• [GIVEN PROBLEM]
Copy the data precisely, keeping every character.

────────────────────────────────────────

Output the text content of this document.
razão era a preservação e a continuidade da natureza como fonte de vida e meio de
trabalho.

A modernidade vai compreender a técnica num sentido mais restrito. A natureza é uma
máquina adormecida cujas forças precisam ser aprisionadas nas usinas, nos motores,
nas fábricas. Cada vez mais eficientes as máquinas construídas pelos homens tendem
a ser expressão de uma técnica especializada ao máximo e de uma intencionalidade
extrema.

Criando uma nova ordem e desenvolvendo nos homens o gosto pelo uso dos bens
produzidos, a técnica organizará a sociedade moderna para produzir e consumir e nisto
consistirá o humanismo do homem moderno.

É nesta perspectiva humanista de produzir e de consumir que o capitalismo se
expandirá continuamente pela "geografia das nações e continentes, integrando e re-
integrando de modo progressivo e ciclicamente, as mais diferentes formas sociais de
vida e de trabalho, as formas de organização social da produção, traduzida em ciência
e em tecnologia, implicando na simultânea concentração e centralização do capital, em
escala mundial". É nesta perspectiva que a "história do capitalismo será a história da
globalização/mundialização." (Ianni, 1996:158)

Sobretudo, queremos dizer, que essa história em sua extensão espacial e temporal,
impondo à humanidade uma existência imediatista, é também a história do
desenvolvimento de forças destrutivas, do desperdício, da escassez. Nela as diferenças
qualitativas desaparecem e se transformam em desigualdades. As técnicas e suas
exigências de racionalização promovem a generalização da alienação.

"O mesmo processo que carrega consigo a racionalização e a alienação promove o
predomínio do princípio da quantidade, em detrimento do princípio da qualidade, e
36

────────────────────────────────────────

• [RESPONSE TO THIS TASK]
Output the text content of this document.
razão era a preservação e a continuidade da natureza como fonte de vida e meio de
trabalho.

A modernidade vai compreender a técnica num sentido mais restrito. A natureza é uma
máquina adormecida cujas forças precisam ser aprisionadas nas usinas, nos motores,
nas fábricas. Cada vez mais eficientes as máquinas construídas pelos homens tendem
a ser expressão de uma técnica especializada ao máximo e de uma intencionalidade
extrema.

Criando uma nova ordem e desenvolvendo nos homens o gosto pelo uso dos bens
produzidos, a técnica organizará a sociedade moderna para produzir e consumir e nisto
consistirá o humanismo do homem moderno.

É nesta perspectiva humanista de produzir e de consumir que o capitalismo se
expandirá continuamente pela "geografia das nações e continentes, integrando e re-
integrando de modo progressivo e ciclicamente, as mais diferentes formas sociais de
vida e de trabalho, as formas de organização social da produção, traduzida em ciência
e em tecnologia, implicando na simultânea concentração e centralização do capital, em
escala mundial". É nesta perspectiva que a "história do capitalismo será a história da
globalização/mundialização." (Ianni, 1996:158)

Sobretudo, queremos dizer, que essa história em sua extensão espacial e temporal,
impondo à humanidade uma existência imediatista, é também a história do
desenvolvimento de forças destrutivas, do desperdício, da escassez. Nela as diferenças
qualitativas desaparecem e se transformam em desigualdades. As técnicas e suas
exigências de racionalização promovem a generalização da alienação.

"O mesmo processo que carrega consigo a racionalização e a alienação promove o
predomínio do princípio da quantidade, em detrimento do princípio da qualidade, e
36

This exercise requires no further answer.